*Requirement*
Copy the study limitations text below word for word, from "Additionally, there were" to "of the year.".

The small sample size and study design restrict the generalizability of the findings. With only a limited number of participants, the results may not accurately represent the broader population, thereby affecting the external validity of this study. Additionally, small sample sizes increase the risk of Type II errors, where true effects may go undetected due to insufficient statistical power. This aspect is of minor consequence for this study, as we obtained significant results despite the small study population. This limitation also raises concerns about the potential overestimation of effect sizes, as smaller studies often report larger effects than are actually present. These aspects must be considered in the interpretation of the results, and SLETs, administered prior to bronchoscopy with BAL, should be regarded as an additional diagnostic step that “potentially” exhibits higher sensitivity for a mild asthma diagnosis due to a higher neutrophil proportion in BALF cytology than without an SLET.
The authors opted for the between-subjects design with two independent groups, meaning not examining the same horse before and after exercise on the same day, despite the apparent greater significance of a before-and-after test. The difficulty lies in the lack of medical indication and animal welfare for performing two BALs. Additionally, the second BAL would need to be performed in the same bronchus to ensure an identical initial situation, because differences in the cytological composition of the right and left lungs are possible [
59]. However, a second BAL on the same side of the lung could be performed no earlier than 72 h following the first BAL, because an inflammatory reaction would have occurred in the sampled side of the lung as a result of the first BAL, which would be diagnostically inaccurate [
60].
Additionally, there were various factors that may have influenced the examination results [
53]. It is crucial to acknowledge the wide variety of EA characteristics. The results of the clinical examination on the day of examination were influenced by environmental factors such as temperature, humidity, dust exposure, and the individual’s disease status [
7]. The different durations of transport to the clinic may have influenced the BALF cytology, although the effect was mitigated by the randomized allocation to the study groups. Due to the collection of results over a period of nine months, a variety of different environmental conditions were met for all included horses assessed at different times of the year.

*Excerpted records*
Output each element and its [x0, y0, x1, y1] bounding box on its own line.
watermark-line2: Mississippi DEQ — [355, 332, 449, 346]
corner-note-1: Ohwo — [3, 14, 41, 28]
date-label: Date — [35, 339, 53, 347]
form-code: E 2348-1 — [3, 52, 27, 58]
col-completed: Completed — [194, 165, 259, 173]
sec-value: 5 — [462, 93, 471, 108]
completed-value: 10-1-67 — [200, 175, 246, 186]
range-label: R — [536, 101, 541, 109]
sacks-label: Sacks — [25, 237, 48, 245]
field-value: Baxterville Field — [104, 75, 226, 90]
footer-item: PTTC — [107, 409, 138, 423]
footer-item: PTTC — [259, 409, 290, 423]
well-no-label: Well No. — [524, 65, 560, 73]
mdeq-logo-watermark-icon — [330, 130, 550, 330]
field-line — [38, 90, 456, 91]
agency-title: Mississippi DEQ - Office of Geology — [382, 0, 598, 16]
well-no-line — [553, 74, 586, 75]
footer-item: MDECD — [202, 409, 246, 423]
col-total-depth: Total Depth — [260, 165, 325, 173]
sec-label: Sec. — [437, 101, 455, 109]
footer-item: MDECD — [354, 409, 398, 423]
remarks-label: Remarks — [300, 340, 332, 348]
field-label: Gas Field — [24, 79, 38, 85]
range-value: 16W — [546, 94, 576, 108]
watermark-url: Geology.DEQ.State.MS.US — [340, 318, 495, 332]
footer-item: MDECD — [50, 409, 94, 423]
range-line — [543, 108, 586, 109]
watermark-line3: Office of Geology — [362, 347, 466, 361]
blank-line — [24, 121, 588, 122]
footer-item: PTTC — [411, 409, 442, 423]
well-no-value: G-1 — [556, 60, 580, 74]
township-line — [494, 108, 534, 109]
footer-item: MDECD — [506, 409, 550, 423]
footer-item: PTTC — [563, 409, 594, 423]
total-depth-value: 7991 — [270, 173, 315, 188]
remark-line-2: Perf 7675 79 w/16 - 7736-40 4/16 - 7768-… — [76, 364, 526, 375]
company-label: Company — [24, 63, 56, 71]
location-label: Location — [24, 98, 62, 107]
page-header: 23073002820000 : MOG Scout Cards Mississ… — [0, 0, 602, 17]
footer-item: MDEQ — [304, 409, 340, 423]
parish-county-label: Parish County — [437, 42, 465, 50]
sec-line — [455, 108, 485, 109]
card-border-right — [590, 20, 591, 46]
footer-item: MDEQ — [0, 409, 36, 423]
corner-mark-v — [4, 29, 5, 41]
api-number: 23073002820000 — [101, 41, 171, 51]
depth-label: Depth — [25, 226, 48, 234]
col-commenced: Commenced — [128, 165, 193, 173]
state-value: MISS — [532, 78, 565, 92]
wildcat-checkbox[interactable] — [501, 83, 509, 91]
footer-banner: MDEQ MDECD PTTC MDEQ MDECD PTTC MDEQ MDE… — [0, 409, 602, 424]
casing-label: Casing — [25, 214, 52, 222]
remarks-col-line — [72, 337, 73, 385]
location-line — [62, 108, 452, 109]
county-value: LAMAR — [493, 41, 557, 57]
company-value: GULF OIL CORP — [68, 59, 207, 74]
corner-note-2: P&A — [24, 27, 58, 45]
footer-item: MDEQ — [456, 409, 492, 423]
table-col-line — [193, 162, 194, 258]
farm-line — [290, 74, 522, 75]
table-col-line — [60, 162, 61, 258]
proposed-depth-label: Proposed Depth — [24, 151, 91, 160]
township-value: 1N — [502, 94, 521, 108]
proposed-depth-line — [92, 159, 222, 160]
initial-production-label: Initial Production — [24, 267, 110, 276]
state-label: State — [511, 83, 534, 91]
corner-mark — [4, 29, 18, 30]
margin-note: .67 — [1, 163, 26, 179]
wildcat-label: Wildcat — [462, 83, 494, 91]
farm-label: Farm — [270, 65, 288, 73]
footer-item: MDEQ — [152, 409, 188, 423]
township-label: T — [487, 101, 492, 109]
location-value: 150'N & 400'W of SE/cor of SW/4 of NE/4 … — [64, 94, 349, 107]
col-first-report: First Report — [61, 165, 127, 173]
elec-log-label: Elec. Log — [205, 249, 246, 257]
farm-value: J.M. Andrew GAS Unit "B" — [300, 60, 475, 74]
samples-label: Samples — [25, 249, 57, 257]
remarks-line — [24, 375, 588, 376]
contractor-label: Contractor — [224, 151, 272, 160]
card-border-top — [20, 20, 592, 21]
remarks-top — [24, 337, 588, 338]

*Response to the task*
Additionally, there were various factors that may have influenced the examination results [
53]. It is crucial to acknowledge the wide variety of EA characteristics. The results of the clinical examination on the day of examination were influenced by environmental factors such as temperature, humidity, dust exposure, and the individual’s disease status [
7]. The different durations of transport to the clinic may have influenced the BALF cytology, although the effect was mitigated by the randomized allocation to the study groups. Due to the collection of results over a period of nine months, a variety of different environmental conditions were met for all included horses assessed at different times of the year.